**Requirements**
Count each line in which the word "placeholder" appears. Reply with the total and nothing more.

## start Stored records

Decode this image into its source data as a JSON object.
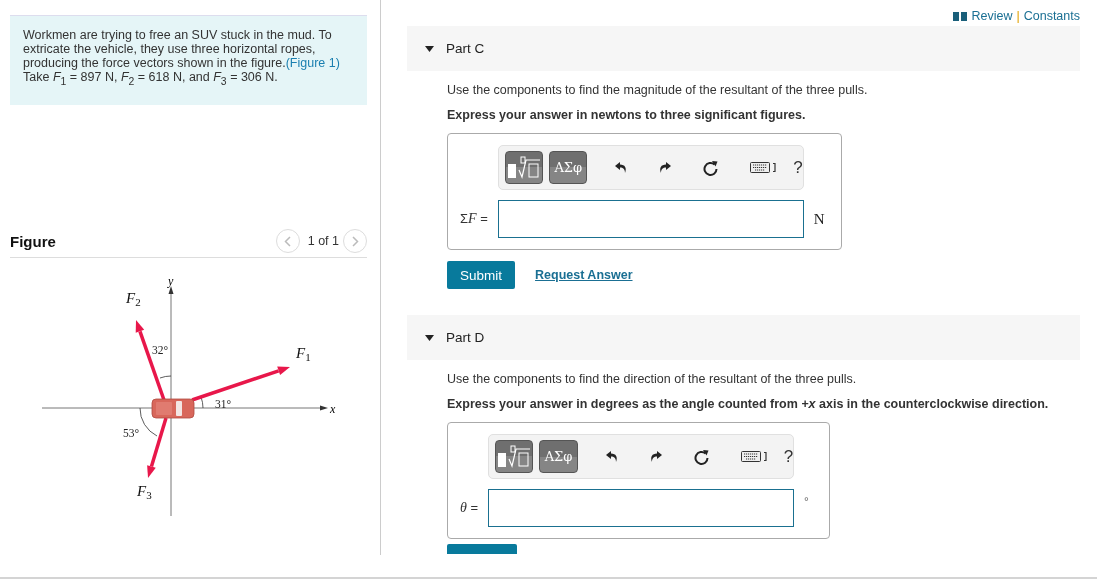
{
  "header": {
    "review": "Review",
    "separator": "|",
    "constants": "Constants"
  },
  "problem": {
    "text_before": "Workmen are trying to free an SUV stuck in the mud. To extricate the vehicle, they use three horizontal ropes, producing the force vectors shown in the figure.",
    "link": "(Figure 1)",
    "text_after": "Take *F*$_{1}$ = 897 N, *F*$_{2}$ = 618 N, and *F*$_{3}$ = 306 N."
  },
  "figure": {
    "title": "Figure",
    "pager": "1 of 1",
    "axes": {
      "x": "x",
      "y": "y"
    },
    "vectors": [
      {
        "name": "F",
        "sub": "1"
      },
      {
        "name": "F",
        "sub": "2"
      },
      {
        "name": "F",
        "sub": "3"
      }
    ],
    "angles": [
      "31°",
      "32°",
      "53°"
    ]
  },
  "parts": [
    {
      "title": "Part C",
      "expanded": true,
      "prompt": "Use the components to find the magnitude of the resultant of the three pulls.",
      "instruction": "Express your answer in newtons to three significant figures.",
      "symbols": "ΑΣφ",
      "help": "?",
      "label": {
        "symbol": "Σ",
        "variable": "F",
        "sign": "="
      },
      "unit": "N",
      "submit": "Submit",
      "request": "Request Answer"
    },
    {
      "title": "Part D",
      "expanded": true,
      "prompt": "Use the components to find the direction of the resultant of the three pulls.",
      "instruction": "Express your answer in degrees as the angle counted from *+x* axis in the counterclockwise direction.",
      "symbols": "ΑΣφ",
      "help": "?",
      "label": {
        "variable": "θ",
        "sign": "="
      },
      "unit": "°"
    }
  ]
}
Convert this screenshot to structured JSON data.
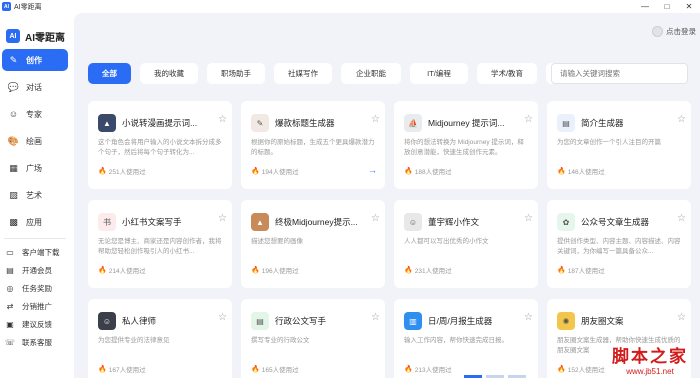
{
  "window": {
    "title": "AI零距离",
    "app_icon": "AI",
    "controls": [
      "—",
      "□",
      "✕"
    ]
  },
  "brand": {
    "logo": "AI",
    "name": "AI零距离"
  },
  "sidebar": {
    "main_items": [
      {
        "label": "创作",
        "icon": "pencil-icon",
        "glyph": "✎"
      },
      {
        "label": "对话",
        "icon": "chat-icon",
        "glyph": "💬"
      },
      {
        "label": "专家",
        "icon": "expert-icon",
        "glyph": "☺"
      },
      {
        "label": "绘画",
        "icon": "paint-icon",
        "glyph": "🎨"
      },
      {
        "label": "广场",
        "icon": "square-icon",
        "glyph": "▦"
      },
      {
        "label": "艺术",
        "icon": "art-icon",
        "glyph": "▨"
      },
      {
        "label": "应用",
        "icon": "apps-icon",
        "glyph": "▩"
      }
    ],
    "secondary_items": [
      {
        "label": "客户端下载",
        "icon": "download-icon",
        "glyph": "▭"
      },
      {
        "label": "开通会员",
        "icon": "vip-icon",
        "glyph": "▤"
      },
      {
        "label": "任务奖励",
        "icon": "reward-icon",
        "glyph": "◎"
      },
      {
        "label": "分销推广",
        "icon": "share-icon",
        "glyph": "⇄"
      },
      {
        "label": "建议反馈",
        "icon": "feedback-icon",
        "glyph": "▣"
      },
      {
        "label": "联系客服",
        "icon": "service-icon",
        "glyph": "☏"
      }
    ]
  },
  "header": {
    "login_label": "点击登录"
  },
  "tabs": [
    "全部",
    "我的收藏",
    "职场助手",
    "社媒写作",
    "企业职能",
    "IT/编程",
    "学术/教育",
    ""
  ],
  "search": {
    "placeholder": "请输入关键词搜索"
  },
  "cards": [
    {
      "title": "小说转漫画提示词...",
      "desc": "这个角色会将用户输入的小说文本拆分成多个句子，然后将每个句子转化为...",
      "uses": "251人使用过",
      "icon": "novel-comic-icon",
      "icon_color": "#3b4a6b",
      "glyph": "▲"
    },
    {
      "title": "爆款标题生成器",
      "desc": "根据你的原始标题，生成五个更具爆款潜力的标题。",
      "uses": "194人使用过",
      "icon": "headline-icon",
      "icon_color": "#f3e9e4",
      "glyph": "✎"
    },
    {
      "title": "Midjourney 提示词...",
      "desc": "将你的想法转换为 Midjourney 提示词，释放创意潜能，快速生成创作元素。",
      "uses": "188人使用过",
      "icon": "midjourney-icon",
      "icon_color": "#e9ecef",
      "glyph": "⛵"
    },
    {
      "title": "简介生成器",
      "desc": "为您的文章创作一个引人注目的开篇",
      "uses": "146人使用过",
      "icon": "intro-icon",
      "icon_color": "#eaf1fd",
      "glyph": "▤"
    },
    {
      "title": "小红书文案写手",
      "desc": "无论您是博主、商家还是内容创作者，我将帮助您轻松创作吸引人的小红书...",
      "uses": "214人使用过",
      "icon": "xiaohongshu-icon",
      "icon_color": "#fdeaea",
      "glyph": "书"
    },
    {
      "title": "终极Midjourney提示...",
      "desc": "描述您想要的画像",
      "uses": "196人使用过",
      "icon": "ultimate-mj-icon",
      "icon_color": "#c98a5a",
      "glyph": "▲"
    },
    {
      "title": "董宇辉小作文",
      "desc": "人人都可以写出优秀的小作文",
      "uses": "231人使用过",
      "icon": "essay-icon",
      "icon_color": "#e8e8e8",
      "glyph": "☺"
    },
    {
      "title": "公众号文章生成器",
      "desc": "提供创作类型、内容主题、内容描述、内容关键词，为你编写一篇具备公众...",
      "uses": "187人使用过",
      "icon": "wechat-article-icon",
      "icon_color": "#e7f6ec",
      "glyph": "✿"
    },
    {
      "title": "私人律师",
      "desc": "为您提供专业的法律意见",
      "uses": "167人使用过",
      "icon": "lawyer-icon",
      "icon_color": "#3a3f4a",
      "glyph": "☺"
    },
    {
      "title": "行政公文写手",
      "desc": "撰写专业的行政公文",
      "uses": "165人使用过",
      "icon": "official-doc-icon",
      "icon_color": "#e3f5e6",
      "glyph": "▤"
    },
    {
      "title": "日/周/月报生成器",
      "desc": "输入工作内容，帮你快速完成日报。",
      "uses": "213人使用过",
      "icon": "report-icon",
      "icon_color": "#2f8ff0",
      "glyph": "▥"
    },
    {
      "title": "朋友圈文案",
      "desc": "朋友圈文案生成器，帮助你快速生成优质的朋友圈文案",
      "uses": "152人使用过",
      "icon": "moments-icon",
      "icon_color": "#f2c64a",
      "glyph": "✺"
    }
  ],
  "watermark": {
    "title": "脚本之家",
    "url": "www.jb51.net"
  }
}
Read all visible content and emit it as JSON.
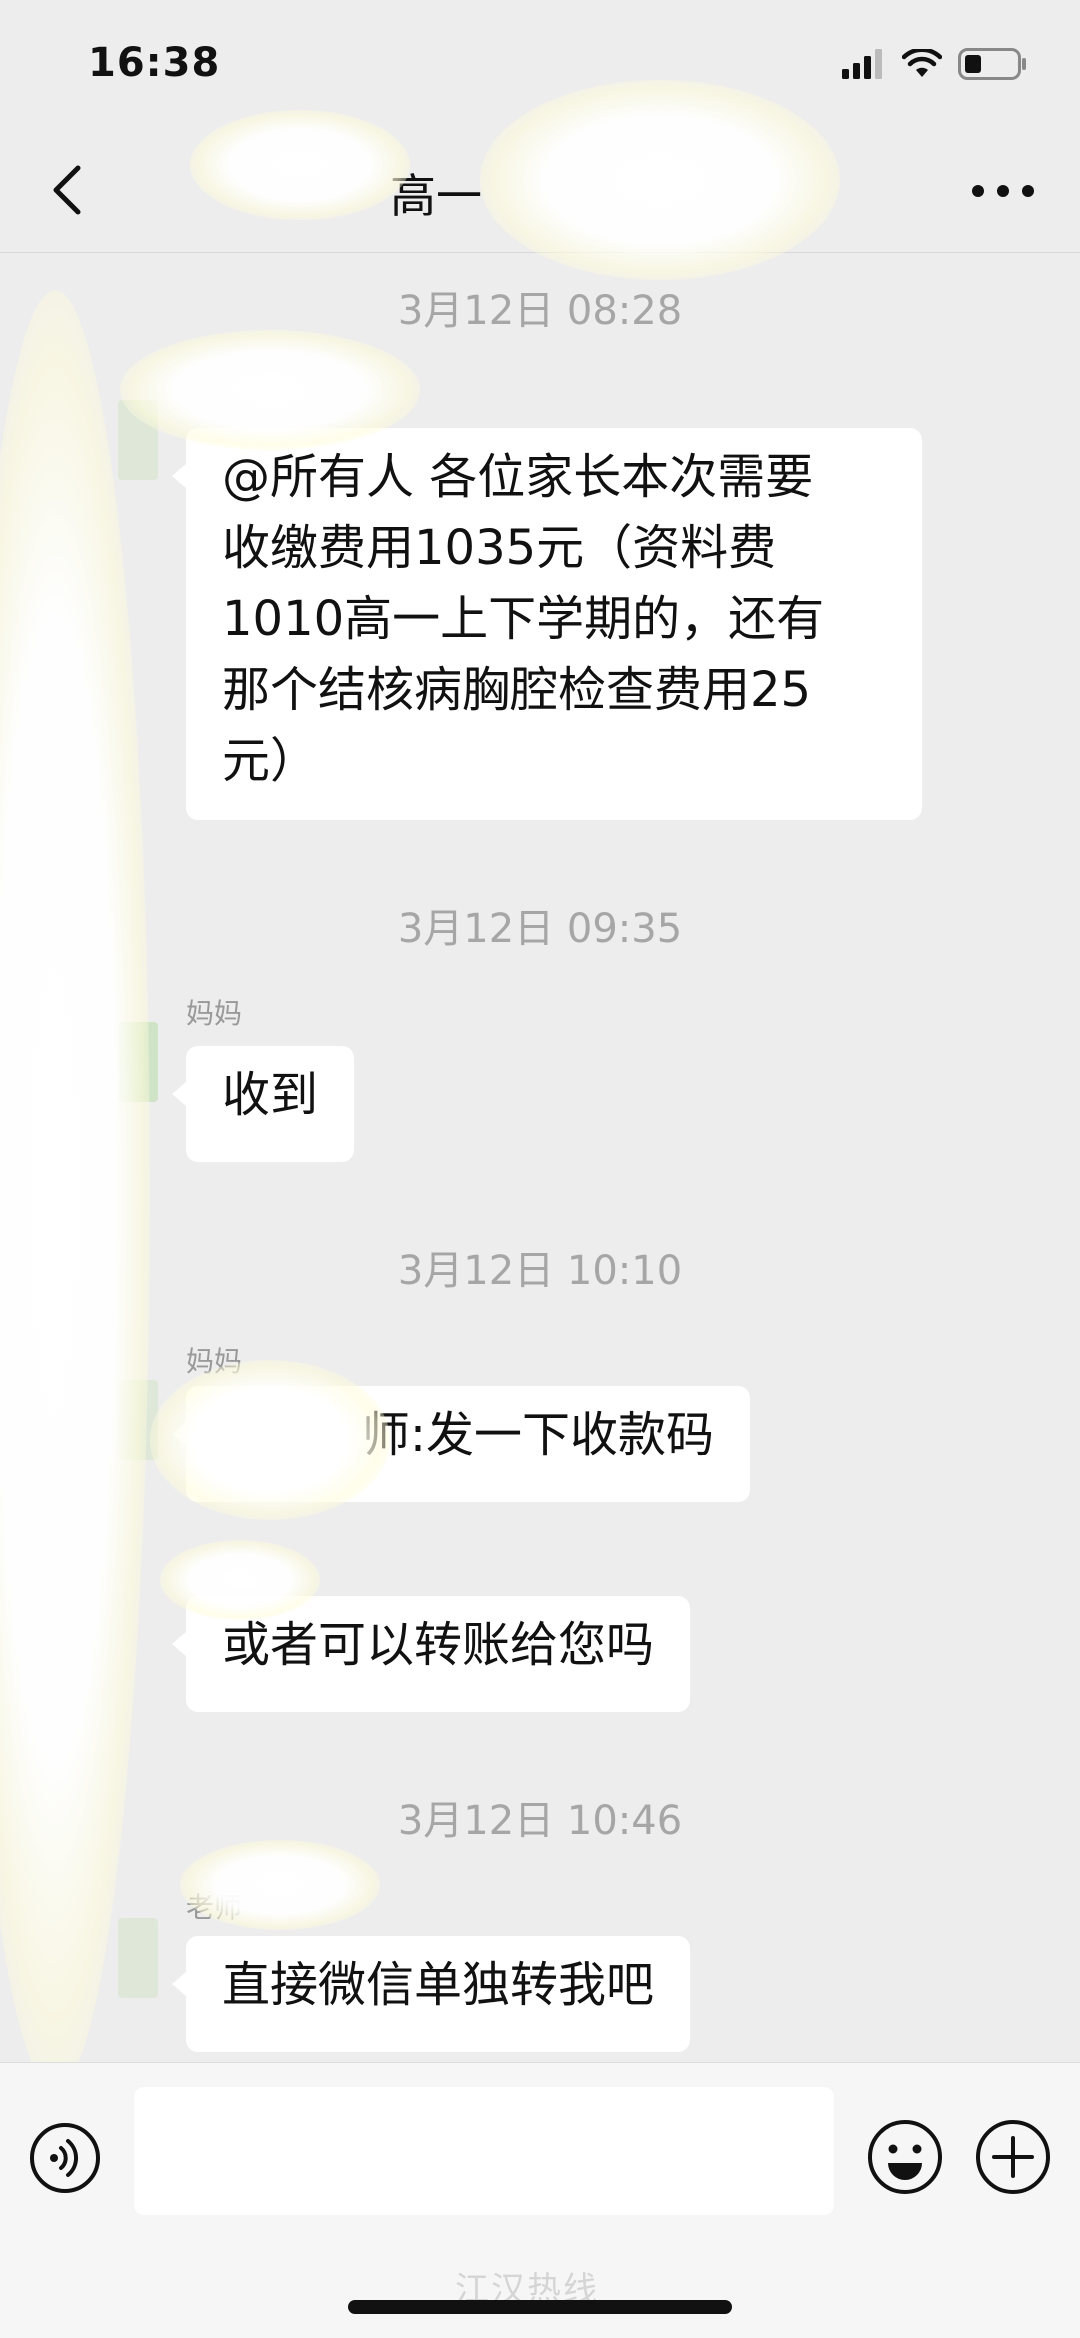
{
  "status_bar": {
    "time": "16:38",
    "icons": [
      "signal-icon",
      "wifi-icon",
      "battery-icon"
    ]
  },
  "nav": {
    "title": "高一",
    "back_icon": "chevron-left-icon",
    "more_icon": "more-icon"
  },
  "messages": [
    {
      "time": "3月12日 08:28",
      "sender": "",
      "text_lines": [
        "@所有人 各位家长本次需要",
        "收缴费用1035元（资料费",
        "1010高一上下学期的，还有",
        "那个结核病胸腔检查费用25",
        "元）"
      ]
    },
    {
      "time": "3月12日 09:35",
      "sender": "妈妈",
      "text_lines": [
        "收到"
      ]
    },
    {
      "time": "3月12日 10:10",
      "sender": "妈妈",
      "text_lines": [
        "师:发一下收款码"
      ]
    },
    {
      "time": "",
      "sender": "",
      "text_lines": [
        "或者可以转账给您吗"
      ]
    },
    {
      "time": "3月12日 10:46",
      "sender": "老师",
      "text_lines": [
        "直接微信单独转我吧"
      ]
    }
  ],
  "input_bar": {
    "voice_icon": "voice-icon",
    "emoji_icon": "emoji-icon",
    "plus_icon": "plus-icon",
    "placeholder": ""
  },
  "watermark": "江汉热线"
}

## end Stored records

**Final result**
2